◆ Seção de texto:
______________________________
Revista Exame

Para Donald Trump, ficou mais difícil governar os Estados Unidos

Com a vitória do Partido Democrata na Câmara dos Estados Unidos, o presidente Trump será obrigado a conviver com um maior equilíbrio de forças na política

O presidente Donald Trump: laços econômicos suspeitos  (Nicholas Kamm/AFP Photo)

O presidente Donald Trump: laços econômicos suspeitos (Nicholas Kamm/AFP Photo)

DR

Da Redação

Publicado em 22 de novembro de 2018 às 05h46.

Última atualização em 22 de novembro de 2018 às 11h32.

O mandato dos deputados americanos é de apenas dois anos, e isso significa que todo presidente tem de lidar com uma potencial mudança na composição da Câmara dois anos depois de tomar posse. Historicamente, o presidente sai derrotado nesse tipo de eleição, conhecida como midterms: nos últimos 70 anos, o partido do ocupante da Casa Branca perdeu, em média, 25 cadeiras a cada pleito. A exceção mais notável ocorreu em 2002, quando o Partido Republicano, do então presidente George W. Bush, aumentou a bancada em oito deputados na esteira dos atentados terroristas do 11 de setembro.

O maior fiasco ocorreu em 2010. Os democratas perderam 63 cadeiras, uma derrota descrita como uma “surra” pelo então recém-empossado presidente Barack Obama. Na comparação, o revés sofrido por Donald Trump em novembro não parece tão desastroso — o Partido Republicano perdeu 36 assentos, com alguns distritos indefinidos até o dia 16. Mas as circunstâncias não poderiam ser mais diferentes. A Câmara hostil representou um desafio de governabilidade para Obama. Para Trump, pode significar o começo do fim.
______________________________
◆ Dados:
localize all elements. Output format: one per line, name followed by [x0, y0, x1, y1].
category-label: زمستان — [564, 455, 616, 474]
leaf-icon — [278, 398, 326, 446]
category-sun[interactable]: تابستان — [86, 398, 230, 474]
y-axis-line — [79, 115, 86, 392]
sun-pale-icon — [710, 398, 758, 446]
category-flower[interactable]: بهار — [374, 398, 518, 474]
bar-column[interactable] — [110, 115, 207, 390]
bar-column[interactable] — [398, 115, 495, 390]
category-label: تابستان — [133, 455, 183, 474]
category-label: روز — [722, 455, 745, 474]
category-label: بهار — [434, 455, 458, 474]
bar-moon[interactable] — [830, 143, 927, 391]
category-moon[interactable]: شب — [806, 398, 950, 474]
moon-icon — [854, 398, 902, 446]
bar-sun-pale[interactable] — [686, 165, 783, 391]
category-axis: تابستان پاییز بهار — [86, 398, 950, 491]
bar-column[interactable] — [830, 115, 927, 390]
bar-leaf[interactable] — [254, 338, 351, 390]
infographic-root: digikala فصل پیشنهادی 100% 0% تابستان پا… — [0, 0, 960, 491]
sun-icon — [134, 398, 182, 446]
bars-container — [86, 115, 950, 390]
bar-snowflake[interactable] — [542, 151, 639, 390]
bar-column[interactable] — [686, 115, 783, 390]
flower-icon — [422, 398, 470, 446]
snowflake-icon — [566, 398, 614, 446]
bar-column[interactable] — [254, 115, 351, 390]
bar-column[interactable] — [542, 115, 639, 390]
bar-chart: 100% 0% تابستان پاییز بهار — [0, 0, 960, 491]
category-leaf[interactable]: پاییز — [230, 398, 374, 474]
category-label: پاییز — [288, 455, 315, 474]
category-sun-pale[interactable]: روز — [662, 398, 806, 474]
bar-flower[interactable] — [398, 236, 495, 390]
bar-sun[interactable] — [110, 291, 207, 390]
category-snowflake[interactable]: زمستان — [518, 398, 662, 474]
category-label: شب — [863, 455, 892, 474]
______________________________
◆ Lista de tarefas:
[1] Segundo a reportagem sobre Trump e a Câmara, quantas cadeiras os democratas perderam nas eleições de 2010?
[2] Dê continuidade à reportagem sobre Trump e a Câmara a partir da última frase apresentada.

◆ Respostas em ordem:
[1] 63 cadeiras.

[2]
O resultado era esperado, e os líderes democratas têm sido cautelosos nas declarações sobre o que vai acontecer a partir de janeiro, quando os deputados começarão novos mandatos. Mas o espectro que ronda a Casa Branca é real. Das várias acusações e suspeitas que pesam contra Trump (veja quadro), a primeira que deve ser alvo da oposição democrata é a da declaração de renda do presidente.

Desde a campanha, Trump tem se recusado a divulgar as informações (é o primeiro presidente em décadas a não abrir suas finanças voluntariamente). Richard Neal, deputado democrata que deve chefiar a comissão da Câmara responsável por temas fiscais, já disse que, se Trump seguir se recusando a abrir as contas, entrará com um pedido formal — invocando uma lei obscura, num imbróglio que poderá resultar numa longa batalha jurídica. “Não ligo. Eles podem fazer o que bem entenderem, e eu posso fazer o que bem entender”, disse Trump, dias antes da eleição.

A deputada Nancy Pelosi, que deve voltar a assumir a presidência da Câmara, vem afirmando que a agenda democrata será positiva, com foco em questões que unem os dois partidos, como o preço dos remédios e a espinhosa questão da imigração. Mas o tema que vai fazer sombra sobre todos os outros deve ser a investigação da interferência russa na eleição de 2016. O promotor especial Robert Mueller estaria entrando na fase final do inquérito que apura se o círculo de Trump agiu em conluio com hackers russos — supostamente sob ordens do Kremlin — que espalharam notícias falsas durante a campanha.

Nos últimos dias, vem crescendo o burburinho de que pessoas próximas do presidente, incluindo seu filho, Donald Jr., poderão ser indiciadas. “Sinto que o cerco está se fechando. As pessoas estão se preparando para o pior”, disse ao site Politico um republicano próximo da Casa Branca. Um dos indícios seria uma nova onda de tuítes coléricos de Trump contra a “caça às bruxas” de Mueller, depois de semanas de silêncio sobre o assunto.

Imediatamente após a eleição, Trump demitiu Jeff Sessions e em seu lugar nomeou interinamente Matthew Whittaker para o Ministério da Justiça, órgão que tem poderes sobre Mueller. Se a Casa Branca quiser cercear o trabalho do promotor, cabe aos democratas da Câmara o papel de insistir na investigação. E, dependendo do desenrolar do caso, a Câmara poderá dar início a um processo de impeachment. A hipótese ainda é considerada remota, e os republicanos detêm a maioria no Senado, onde acontece a votação que determina o afastamento.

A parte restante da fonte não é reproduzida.